Innocence Lost: Sarvesh Wahie’s Poetic Lament for Mussoorie
Written with understated, sublime beauty, Sarvesh Wahie’s Mussoorie Daze (2025) is a literary and philosophical text that examines the ontology of a lost Himalayan paradise, and the changing character of memory, self, solitude, and community.
Sarvesh Wahie’s independently published Mussoorie Daze (2025) begins with an ominous welcome to the titular, picturesque hill station, a reminder of nature’s losing battle against the onslaught of man. “There are more of humans and less of trees for sure,” he writes.
new buildings coming up instead of the law prohibiting construction. Noisy tourists, obsessive drunkards, and reckless youths. Bass booming hysterically outside smoky car windows and ruptured silencers lining the streets. Rocks are pillaged with jackhammers under the cover of darkness. (15)
Hailing from Mussoorie, Uttarakhand, Wahie is a Berlin-based writer, with eclectic interests in arts, music, and literature; accordingly, his latest volume combines elements of reportage, philosophical ruminations, and fiction. As the author Bill Aitken says in the foreword to the book, this ‘inspired unbridled ode’ to Mussoorie is “as recondite as The Waste Land and earnestly existential as Sartre.” (11)
At the heart of the book lies the inevitable fact that Mussoorie has been changing. In 2023, the town celebrated the 200th year of its founding. The ‘Queen of the Hills,’ has been a paradise for writers, retirees, convalescents, and occasional exiles, owing to its peaceful, and isolated surroundings as well as inspiring closeness to the Himalayas. However, in recent years, the hill station has undergone drastic and often damaging changes. A surfeit of tourism, and a ‘construction boom’ have contributed greatly to this phenomenon.

GIVEN MATERIAL:
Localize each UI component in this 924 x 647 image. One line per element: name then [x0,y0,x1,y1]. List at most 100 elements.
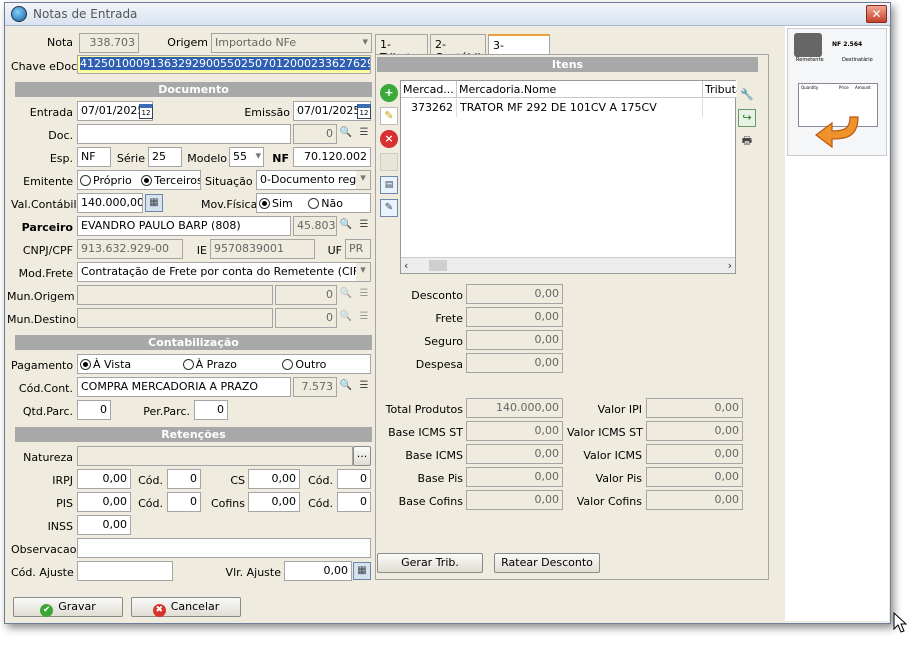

WRITTEN PROBLEM:
Using the review of Mussoorie Daze above, answer:
(a) In which city is Sarvesh Wahie based?
(b) Who wrote the foreword to the book?
(c) In what year did Mussoorie celebrate the 200th year of its founding?

RESULT OF THIS EXERCISE:
(a) Berlin
(b) Bill Aitken
(c) 2023